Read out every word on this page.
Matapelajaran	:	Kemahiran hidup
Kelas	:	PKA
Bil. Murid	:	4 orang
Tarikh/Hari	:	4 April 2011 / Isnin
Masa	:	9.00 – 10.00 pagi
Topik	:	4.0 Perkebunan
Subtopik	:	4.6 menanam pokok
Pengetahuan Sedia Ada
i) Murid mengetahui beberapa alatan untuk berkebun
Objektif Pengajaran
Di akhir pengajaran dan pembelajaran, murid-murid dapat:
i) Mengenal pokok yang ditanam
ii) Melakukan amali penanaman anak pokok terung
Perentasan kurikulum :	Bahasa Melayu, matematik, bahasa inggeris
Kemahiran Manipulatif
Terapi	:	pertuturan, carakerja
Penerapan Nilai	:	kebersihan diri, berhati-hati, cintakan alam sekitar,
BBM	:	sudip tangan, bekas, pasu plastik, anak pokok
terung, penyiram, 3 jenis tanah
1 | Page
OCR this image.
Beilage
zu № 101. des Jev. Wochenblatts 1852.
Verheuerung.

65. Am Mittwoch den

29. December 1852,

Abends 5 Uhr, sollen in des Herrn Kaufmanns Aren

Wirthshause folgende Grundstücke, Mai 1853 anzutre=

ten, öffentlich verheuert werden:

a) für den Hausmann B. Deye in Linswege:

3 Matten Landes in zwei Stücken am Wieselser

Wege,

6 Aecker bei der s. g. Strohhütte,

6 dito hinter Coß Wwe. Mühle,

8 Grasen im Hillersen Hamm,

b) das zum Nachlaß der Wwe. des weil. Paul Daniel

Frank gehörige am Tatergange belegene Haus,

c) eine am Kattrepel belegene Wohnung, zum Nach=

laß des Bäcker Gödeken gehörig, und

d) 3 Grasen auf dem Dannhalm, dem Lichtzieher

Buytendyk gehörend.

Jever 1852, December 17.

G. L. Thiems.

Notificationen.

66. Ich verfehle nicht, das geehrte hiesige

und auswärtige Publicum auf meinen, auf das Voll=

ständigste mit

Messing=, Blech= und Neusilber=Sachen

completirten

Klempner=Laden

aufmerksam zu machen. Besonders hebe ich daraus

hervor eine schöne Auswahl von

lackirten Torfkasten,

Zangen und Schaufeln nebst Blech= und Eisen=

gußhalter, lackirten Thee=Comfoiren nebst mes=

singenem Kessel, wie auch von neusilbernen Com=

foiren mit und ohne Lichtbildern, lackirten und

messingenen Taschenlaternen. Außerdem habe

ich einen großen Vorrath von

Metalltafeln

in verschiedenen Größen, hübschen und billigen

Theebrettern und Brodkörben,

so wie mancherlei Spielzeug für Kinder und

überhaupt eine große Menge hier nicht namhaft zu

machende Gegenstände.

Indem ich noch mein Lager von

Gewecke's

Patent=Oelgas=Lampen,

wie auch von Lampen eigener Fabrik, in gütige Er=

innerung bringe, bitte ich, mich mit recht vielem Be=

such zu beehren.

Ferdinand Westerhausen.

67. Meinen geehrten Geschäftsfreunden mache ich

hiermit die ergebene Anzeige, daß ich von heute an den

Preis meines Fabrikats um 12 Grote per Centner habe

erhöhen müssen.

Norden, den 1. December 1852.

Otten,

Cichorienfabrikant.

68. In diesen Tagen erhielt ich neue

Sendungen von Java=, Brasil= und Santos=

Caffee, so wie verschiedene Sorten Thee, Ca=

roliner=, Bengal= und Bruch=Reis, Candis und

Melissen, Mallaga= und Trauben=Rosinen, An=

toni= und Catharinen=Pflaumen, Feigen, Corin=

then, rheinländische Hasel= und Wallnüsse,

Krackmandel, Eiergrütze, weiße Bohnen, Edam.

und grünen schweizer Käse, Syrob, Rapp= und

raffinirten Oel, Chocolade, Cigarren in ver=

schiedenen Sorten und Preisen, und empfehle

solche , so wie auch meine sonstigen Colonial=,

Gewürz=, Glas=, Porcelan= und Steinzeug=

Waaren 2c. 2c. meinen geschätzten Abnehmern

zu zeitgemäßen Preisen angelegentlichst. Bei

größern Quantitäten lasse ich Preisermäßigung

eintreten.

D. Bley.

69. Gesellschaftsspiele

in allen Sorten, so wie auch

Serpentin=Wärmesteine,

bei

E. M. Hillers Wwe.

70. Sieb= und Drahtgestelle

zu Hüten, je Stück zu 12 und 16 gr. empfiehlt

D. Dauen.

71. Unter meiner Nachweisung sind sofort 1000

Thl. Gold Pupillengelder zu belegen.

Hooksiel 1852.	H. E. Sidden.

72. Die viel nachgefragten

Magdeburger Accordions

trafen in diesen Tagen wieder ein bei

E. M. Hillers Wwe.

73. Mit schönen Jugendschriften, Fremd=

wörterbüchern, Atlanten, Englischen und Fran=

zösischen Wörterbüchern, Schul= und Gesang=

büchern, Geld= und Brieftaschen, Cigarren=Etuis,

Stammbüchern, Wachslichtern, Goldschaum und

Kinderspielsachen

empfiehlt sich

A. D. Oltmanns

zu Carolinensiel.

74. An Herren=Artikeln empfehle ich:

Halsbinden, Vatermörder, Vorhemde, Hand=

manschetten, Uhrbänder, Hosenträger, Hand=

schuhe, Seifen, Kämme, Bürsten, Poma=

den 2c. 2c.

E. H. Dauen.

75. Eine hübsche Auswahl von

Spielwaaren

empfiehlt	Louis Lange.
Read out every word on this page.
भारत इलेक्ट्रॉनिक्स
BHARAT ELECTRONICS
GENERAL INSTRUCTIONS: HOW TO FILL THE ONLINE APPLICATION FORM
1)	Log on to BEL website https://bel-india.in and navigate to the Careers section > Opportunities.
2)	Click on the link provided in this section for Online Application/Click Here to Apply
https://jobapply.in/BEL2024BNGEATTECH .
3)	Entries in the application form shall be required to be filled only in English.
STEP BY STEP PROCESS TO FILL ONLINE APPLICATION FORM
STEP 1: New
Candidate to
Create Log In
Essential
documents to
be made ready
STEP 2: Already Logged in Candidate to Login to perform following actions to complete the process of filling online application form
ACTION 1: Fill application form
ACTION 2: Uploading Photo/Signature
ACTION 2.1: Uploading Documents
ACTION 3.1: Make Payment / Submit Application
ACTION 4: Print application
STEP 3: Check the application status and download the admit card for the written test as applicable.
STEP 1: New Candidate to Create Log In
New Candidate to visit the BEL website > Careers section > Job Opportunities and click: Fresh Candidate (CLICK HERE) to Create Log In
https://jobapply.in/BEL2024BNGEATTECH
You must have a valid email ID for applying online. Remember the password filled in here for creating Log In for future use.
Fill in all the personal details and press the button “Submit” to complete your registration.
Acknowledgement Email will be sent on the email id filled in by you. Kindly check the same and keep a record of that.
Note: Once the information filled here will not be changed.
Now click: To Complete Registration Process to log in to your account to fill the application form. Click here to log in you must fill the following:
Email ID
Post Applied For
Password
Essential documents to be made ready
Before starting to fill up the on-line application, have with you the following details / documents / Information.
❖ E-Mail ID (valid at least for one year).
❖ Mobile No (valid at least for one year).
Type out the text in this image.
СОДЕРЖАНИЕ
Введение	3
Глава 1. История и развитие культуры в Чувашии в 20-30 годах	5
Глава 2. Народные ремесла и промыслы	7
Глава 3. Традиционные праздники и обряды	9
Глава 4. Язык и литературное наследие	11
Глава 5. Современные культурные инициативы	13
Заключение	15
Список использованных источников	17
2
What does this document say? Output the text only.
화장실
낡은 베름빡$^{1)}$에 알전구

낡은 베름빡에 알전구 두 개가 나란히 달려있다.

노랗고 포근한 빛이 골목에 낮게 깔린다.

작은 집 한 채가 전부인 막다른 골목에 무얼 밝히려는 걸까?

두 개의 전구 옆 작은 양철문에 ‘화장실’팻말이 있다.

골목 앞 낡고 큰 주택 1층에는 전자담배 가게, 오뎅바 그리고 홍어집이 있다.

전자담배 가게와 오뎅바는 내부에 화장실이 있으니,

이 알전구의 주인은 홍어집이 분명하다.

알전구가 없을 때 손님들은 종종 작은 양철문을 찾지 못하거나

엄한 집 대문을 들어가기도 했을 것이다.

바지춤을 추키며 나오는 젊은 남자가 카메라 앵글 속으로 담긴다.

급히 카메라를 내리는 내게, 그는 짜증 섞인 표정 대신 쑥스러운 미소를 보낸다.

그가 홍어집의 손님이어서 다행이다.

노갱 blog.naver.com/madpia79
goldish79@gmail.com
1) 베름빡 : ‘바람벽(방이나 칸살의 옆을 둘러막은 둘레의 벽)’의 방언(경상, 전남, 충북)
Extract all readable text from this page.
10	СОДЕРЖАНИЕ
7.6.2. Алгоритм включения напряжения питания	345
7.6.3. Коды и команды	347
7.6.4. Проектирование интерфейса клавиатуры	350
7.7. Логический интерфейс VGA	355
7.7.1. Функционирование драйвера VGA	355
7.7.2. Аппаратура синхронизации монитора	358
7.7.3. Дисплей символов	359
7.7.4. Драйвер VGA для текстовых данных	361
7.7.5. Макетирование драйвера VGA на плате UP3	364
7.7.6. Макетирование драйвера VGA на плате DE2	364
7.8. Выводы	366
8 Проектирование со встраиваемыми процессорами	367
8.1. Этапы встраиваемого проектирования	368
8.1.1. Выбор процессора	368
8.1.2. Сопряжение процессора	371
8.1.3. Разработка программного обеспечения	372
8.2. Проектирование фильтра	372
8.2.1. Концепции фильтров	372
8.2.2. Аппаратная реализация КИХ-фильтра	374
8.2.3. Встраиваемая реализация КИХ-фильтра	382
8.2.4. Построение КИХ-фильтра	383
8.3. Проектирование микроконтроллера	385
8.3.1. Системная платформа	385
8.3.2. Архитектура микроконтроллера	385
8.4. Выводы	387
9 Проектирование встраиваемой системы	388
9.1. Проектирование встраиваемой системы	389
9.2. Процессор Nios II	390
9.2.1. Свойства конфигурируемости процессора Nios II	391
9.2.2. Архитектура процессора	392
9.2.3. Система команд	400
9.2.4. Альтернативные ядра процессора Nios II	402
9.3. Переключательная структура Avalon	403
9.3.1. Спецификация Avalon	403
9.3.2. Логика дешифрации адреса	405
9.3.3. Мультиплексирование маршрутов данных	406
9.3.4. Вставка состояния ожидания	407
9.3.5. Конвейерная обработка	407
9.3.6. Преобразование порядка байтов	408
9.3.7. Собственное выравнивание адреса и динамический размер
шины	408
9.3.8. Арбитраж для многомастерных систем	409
--------
Copy down every line of the material above that includes the string "habe".

messingenen Taschenlaternen. Außerdem habe
Preis meines Fabrikats um 12 Grote per Centner habe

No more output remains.